> Page text
Browser monitoring's PageViewTiming event sends each data point as a separate event as soon as it is available. Because we do not restrict the timing, you can receive first paint or first interaction data regardless of when it fires. This document describes why and how to use PageViewTiming and its attributes to query data about your site, component loading, and user performance metrics, both from visual and responsiveness standpoints.

Why use PageViewTiming?

If your application uses asynchronous or dynamic pages, you may need additional details about site or component loading. But pages can load content in many different ways, and users control when they interact with that content. This is why some user-centric performance metrics happen outside the standard window onload (page load time) in the browser agent.

For example, users may become impatient and begin clicking as soon as content is on the webpage. Or, they may wait to use the page until long after content is loaded.

The PageViewTiming event provides a more real-time delivery mechanism that does not have a dependency on any other event. The additional metrics can help you understand how users experience your site, both from visual and responsiveness standpoints.

(Rows from a data source)
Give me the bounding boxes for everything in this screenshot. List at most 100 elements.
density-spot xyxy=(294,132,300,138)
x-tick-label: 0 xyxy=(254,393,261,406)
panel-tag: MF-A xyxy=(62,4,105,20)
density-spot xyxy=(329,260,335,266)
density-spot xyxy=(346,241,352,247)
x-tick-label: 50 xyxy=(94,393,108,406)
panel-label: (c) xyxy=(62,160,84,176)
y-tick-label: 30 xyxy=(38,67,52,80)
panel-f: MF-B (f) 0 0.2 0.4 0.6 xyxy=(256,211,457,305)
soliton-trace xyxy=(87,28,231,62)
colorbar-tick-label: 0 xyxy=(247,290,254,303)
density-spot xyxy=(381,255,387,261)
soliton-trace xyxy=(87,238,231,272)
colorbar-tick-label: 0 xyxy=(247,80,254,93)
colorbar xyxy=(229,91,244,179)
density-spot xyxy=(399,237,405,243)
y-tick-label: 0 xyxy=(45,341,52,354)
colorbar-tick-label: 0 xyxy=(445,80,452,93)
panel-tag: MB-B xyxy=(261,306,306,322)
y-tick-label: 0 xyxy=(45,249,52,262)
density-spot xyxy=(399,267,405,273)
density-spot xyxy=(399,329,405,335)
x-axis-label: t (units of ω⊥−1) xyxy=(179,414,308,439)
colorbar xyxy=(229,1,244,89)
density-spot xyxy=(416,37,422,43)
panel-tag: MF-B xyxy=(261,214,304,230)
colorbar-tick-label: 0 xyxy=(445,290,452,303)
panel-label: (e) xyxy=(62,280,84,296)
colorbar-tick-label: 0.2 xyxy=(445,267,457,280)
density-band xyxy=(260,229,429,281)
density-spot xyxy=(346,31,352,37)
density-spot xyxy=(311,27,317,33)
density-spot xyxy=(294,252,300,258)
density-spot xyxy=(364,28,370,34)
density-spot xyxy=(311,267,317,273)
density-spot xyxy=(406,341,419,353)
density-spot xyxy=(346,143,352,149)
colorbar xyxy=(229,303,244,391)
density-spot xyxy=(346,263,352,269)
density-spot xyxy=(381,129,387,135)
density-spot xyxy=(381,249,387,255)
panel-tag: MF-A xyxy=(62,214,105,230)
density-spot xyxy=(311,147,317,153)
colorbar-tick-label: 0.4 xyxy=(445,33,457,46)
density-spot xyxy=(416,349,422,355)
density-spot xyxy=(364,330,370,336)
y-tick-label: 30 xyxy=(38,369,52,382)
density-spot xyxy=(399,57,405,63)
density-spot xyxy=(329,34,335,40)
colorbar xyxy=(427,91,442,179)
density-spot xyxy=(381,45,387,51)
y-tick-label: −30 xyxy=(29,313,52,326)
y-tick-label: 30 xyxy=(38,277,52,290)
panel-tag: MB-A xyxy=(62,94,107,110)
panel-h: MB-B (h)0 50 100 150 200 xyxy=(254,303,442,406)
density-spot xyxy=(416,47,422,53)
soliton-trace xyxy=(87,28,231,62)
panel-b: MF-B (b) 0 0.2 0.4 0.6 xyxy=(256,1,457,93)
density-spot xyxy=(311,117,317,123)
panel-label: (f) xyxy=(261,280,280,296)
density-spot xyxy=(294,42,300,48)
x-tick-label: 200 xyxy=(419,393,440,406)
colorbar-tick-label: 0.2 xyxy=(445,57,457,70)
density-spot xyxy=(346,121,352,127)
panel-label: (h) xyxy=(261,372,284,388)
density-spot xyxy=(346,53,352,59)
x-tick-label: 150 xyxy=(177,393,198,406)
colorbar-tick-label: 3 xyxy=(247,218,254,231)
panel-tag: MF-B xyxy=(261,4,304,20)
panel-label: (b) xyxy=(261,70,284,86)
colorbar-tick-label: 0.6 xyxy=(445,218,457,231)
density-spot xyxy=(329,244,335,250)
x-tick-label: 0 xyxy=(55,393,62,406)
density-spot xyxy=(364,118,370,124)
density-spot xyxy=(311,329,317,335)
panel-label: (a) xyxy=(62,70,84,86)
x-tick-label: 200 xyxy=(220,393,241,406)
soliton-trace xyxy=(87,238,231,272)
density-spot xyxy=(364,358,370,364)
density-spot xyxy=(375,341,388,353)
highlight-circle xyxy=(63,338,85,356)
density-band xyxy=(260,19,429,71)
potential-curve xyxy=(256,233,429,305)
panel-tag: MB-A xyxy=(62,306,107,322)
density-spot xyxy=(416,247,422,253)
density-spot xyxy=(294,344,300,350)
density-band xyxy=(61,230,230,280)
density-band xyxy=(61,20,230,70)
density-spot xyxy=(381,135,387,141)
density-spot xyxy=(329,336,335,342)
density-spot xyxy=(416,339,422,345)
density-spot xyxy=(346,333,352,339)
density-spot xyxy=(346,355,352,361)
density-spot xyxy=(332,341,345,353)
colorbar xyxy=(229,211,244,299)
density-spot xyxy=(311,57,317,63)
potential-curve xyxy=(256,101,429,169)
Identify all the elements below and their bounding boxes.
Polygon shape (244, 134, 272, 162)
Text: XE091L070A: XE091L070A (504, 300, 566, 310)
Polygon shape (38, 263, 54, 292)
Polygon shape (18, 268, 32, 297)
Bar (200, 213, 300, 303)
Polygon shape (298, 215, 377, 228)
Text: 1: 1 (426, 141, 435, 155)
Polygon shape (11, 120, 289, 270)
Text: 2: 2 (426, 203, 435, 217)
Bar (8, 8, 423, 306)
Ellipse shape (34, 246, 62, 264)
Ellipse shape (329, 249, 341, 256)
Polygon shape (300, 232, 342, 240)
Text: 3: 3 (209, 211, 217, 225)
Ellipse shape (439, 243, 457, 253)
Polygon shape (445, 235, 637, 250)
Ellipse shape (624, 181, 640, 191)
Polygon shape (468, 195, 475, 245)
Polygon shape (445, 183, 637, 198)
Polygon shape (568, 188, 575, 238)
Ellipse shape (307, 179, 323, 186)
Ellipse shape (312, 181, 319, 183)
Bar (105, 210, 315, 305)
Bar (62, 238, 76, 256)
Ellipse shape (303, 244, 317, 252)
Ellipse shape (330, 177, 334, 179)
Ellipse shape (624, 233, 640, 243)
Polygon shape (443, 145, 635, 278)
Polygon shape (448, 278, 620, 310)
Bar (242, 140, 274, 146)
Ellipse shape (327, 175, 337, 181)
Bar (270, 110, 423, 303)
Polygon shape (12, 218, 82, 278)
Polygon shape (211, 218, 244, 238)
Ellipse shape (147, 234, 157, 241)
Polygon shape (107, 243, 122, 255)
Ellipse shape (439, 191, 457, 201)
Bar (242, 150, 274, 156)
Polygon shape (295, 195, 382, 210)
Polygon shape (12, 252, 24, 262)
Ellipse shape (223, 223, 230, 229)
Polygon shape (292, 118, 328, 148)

> Task details
From the PageViewTiming text, set down word for word the part that begins with the words "Why use PageViewTiming?" and ends with "site, both from visual and responsiveness standpoints.".

> Reply to the exercise
Why use PageViewTiming?

If your application uses asynchronous or dynamic pages, you may need additional details about site or component loading. But pages can load content in many different ways, and users control when they interact with that content. This is why some user-centric performance metrics happen outside the standard window onload (page load time) in the browser agent.

For example, users may become impatient and begin clicking as soon as content is on the webpage. Or, they may wait to use the page until long after content is loaded.

The PageViewTiming event provides a more real-time delivery mechanism that does not have a dependency on any other event. The additional metrics can help you understand how users experience your site, both from visual and responsiveness standpoints.